# EXERCISE TASK
Which lines hold the word "even"? Show each of them.

────────────────

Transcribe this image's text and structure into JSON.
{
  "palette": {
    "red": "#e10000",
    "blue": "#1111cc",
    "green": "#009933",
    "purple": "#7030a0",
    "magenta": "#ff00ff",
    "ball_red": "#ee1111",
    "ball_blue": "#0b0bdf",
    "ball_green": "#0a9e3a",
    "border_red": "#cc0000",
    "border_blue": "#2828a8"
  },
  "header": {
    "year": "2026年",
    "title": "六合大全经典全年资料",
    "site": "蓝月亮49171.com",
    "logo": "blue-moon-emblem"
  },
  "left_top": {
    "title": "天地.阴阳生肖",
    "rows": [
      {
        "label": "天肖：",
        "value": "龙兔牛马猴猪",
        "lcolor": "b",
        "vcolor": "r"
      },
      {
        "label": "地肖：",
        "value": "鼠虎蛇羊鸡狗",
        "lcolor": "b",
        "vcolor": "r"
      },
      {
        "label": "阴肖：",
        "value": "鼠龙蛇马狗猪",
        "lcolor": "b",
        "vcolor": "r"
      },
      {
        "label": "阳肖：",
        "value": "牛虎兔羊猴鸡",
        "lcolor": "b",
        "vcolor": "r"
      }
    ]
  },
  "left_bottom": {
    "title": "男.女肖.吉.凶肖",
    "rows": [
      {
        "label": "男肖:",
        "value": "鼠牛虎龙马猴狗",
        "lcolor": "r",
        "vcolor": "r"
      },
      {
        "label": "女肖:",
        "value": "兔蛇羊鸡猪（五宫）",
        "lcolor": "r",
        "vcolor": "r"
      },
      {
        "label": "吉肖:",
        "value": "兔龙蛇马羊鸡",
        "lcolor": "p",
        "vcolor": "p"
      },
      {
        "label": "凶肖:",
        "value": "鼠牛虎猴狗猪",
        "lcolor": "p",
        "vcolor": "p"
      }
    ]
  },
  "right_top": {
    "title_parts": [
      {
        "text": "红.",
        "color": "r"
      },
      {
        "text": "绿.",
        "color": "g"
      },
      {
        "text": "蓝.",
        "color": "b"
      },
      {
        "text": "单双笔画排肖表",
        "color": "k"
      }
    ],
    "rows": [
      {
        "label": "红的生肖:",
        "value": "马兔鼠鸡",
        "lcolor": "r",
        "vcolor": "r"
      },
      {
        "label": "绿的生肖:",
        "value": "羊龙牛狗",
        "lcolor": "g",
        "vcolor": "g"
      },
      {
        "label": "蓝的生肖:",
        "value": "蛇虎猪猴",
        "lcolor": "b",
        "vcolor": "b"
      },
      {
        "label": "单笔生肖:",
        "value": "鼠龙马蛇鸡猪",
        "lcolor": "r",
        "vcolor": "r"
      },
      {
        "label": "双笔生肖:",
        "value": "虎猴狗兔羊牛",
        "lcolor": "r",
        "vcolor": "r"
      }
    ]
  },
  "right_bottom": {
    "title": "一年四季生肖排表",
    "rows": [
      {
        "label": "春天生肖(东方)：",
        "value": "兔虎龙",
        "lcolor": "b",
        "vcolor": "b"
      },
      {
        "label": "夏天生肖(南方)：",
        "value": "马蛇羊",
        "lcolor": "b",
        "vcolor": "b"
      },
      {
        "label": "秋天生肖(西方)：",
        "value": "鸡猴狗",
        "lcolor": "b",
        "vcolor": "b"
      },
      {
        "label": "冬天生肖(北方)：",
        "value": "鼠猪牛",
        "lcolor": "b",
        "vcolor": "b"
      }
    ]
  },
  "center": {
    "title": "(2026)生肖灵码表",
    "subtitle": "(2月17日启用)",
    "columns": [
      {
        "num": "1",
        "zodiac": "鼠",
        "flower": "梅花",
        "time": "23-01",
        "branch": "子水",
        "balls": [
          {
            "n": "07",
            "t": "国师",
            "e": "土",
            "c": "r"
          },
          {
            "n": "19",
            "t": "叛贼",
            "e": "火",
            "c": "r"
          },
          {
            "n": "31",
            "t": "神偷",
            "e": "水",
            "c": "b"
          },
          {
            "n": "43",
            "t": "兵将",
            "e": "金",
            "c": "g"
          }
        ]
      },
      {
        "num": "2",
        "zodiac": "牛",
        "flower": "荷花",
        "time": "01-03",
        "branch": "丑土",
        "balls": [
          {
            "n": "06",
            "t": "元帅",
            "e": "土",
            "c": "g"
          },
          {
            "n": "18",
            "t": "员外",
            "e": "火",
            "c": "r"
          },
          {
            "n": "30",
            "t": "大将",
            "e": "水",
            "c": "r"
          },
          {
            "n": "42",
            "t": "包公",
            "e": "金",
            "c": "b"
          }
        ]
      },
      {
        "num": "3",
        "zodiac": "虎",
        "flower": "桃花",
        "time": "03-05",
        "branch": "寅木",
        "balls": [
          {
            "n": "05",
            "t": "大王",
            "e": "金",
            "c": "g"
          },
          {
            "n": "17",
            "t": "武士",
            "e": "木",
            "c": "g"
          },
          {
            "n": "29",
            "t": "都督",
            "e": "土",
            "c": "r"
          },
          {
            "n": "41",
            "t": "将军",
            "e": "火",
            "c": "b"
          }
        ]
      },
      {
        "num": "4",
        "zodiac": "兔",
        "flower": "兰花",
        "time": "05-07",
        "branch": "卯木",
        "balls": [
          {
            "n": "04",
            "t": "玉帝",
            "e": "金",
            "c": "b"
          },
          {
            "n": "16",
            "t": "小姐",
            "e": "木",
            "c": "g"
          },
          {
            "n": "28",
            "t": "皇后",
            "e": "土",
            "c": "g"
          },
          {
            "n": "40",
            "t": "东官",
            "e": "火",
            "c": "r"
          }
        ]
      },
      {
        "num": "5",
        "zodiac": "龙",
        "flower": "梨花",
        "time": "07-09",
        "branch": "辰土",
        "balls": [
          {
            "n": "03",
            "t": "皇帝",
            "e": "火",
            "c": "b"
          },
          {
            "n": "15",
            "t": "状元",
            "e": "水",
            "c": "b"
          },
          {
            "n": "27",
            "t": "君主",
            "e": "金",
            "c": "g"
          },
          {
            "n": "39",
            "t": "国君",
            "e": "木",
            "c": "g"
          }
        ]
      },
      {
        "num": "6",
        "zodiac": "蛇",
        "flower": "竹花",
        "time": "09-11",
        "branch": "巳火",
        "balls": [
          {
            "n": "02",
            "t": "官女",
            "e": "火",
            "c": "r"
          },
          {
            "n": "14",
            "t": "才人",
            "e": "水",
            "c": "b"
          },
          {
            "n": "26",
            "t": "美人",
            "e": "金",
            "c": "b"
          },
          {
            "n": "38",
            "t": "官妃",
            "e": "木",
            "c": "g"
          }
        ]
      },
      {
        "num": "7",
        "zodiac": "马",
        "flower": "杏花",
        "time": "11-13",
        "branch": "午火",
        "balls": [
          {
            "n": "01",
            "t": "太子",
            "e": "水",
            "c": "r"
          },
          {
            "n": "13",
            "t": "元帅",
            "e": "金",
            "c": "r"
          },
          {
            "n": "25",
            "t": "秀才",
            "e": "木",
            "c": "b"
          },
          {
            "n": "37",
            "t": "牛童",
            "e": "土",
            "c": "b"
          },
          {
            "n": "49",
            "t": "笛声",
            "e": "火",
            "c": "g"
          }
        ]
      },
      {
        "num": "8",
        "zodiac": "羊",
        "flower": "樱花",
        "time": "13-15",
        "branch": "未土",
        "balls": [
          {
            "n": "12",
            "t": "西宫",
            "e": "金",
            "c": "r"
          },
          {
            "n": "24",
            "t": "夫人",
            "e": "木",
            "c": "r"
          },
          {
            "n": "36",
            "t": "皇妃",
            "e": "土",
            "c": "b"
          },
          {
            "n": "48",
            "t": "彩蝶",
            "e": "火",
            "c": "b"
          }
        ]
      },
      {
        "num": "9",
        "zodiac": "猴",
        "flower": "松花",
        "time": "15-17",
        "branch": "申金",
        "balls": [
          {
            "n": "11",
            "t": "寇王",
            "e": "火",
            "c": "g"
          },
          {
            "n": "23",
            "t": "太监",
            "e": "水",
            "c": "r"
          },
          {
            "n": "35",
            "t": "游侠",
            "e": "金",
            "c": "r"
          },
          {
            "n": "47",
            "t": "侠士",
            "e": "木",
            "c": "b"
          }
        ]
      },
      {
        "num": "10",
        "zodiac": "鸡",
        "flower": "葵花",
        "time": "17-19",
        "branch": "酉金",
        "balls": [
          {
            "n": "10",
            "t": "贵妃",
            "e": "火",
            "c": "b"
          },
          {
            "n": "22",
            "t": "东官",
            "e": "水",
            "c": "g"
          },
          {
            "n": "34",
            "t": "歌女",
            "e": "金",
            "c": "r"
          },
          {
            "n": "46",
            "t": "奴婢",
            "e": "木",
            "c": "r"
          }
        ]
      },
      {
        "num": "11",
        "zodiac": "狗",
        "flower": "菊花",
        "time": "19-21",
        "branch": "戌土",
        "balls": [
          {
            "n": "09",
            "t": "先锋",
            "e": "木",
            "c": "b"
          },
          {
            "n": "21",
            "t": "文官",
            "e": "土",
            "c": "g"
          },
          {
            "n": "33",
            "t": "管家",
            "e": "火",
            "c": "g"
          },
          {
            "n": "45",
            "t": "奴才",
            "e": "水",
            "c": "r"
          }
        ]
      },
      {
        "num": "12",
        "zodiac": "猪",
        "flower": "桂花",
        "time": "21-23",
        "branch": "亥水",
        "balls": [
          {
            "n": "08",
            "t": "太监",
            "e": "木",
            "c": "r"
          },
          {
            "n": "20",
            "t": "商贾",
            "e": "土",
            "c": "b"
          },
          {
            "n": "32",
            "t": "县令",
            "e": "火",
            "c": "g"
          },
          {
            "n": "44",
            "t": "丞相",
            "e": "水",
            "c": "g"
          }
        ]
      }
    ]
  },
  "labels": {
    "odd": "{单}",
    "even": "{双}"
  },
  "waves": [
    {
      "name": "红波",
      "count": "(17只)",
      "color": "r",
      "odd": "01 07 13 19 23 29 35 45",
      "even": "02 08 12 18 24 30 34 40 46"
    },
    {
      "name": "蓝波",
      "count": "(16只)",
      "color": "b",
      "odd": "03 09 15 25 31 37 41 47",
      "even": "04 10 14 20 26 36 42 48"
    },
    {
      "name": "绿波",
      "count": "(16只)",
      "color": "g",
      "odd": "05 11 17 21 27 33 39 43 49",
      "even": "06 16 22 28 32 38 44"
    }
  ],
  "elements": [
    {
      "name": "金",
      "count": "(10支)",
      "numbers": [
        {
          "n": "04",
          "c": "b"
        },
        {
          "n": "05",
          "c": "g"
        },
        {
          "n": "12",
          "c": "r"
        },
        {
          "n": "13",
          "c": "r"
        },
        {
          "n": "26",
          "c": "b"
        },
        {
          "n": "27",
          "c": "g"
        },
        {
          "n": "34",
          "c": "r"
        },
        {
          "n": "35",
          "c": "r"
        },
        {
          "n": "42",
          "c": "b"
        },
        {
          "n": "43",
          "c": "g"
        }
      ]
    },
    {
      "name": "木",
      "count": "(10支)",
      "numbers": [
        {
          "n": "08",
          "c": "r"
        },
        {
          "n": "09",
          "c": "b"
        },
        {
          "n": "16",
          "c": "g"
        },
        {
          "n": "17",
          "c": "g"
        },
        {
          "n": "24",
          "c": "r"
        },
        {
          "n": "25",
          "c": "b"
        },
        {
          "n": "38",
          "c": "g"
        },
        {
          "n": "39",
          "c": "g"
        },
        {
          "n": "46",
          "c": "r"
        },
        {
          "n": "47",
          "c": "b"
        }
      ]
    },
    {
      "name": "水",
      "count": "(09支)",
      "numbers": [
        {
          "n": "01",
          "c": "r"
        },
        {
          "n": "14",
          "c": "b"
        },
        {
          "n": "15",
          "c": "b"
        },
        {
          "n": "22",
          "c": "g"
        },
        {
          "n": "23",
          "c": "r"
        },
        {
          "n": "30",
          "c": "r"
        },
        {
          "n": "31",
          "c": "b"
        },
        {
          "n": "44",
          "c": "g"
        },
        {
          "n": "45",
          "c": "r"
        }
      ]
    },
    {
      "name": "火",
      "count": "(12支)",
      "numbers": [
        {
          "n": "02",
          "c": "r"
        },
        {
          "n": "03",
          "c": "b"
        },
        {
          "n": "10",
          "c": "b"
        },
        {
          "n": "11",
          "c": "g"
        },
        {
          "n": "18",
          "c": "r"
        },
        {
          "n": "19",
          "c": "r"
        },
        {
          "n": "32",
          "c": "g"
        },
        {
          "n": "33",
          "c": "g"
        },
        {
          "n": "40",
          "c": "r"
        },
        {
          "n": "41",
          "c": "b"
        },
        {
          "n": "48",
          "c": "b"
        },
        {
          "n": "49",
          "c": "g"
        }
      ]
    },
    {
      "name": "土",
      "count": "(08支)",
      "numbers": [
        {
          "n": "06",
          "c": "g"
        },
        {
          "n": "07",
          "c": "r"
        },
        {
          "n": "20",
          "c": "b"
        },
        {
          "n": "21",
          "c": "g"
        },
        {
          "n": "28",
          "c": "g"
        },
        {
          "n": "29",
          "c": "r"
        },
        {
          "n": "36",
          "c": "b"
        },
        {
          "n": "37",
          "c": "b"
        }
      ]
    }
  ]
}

────────────────

# SOLUTION
    "even": "{双}"
      "even": "02 08 12 18 24 30 34 40 46"
      "even": "04 10 14 20 26 36 42 48"
      "even": "06 16 22 28 32 38 44"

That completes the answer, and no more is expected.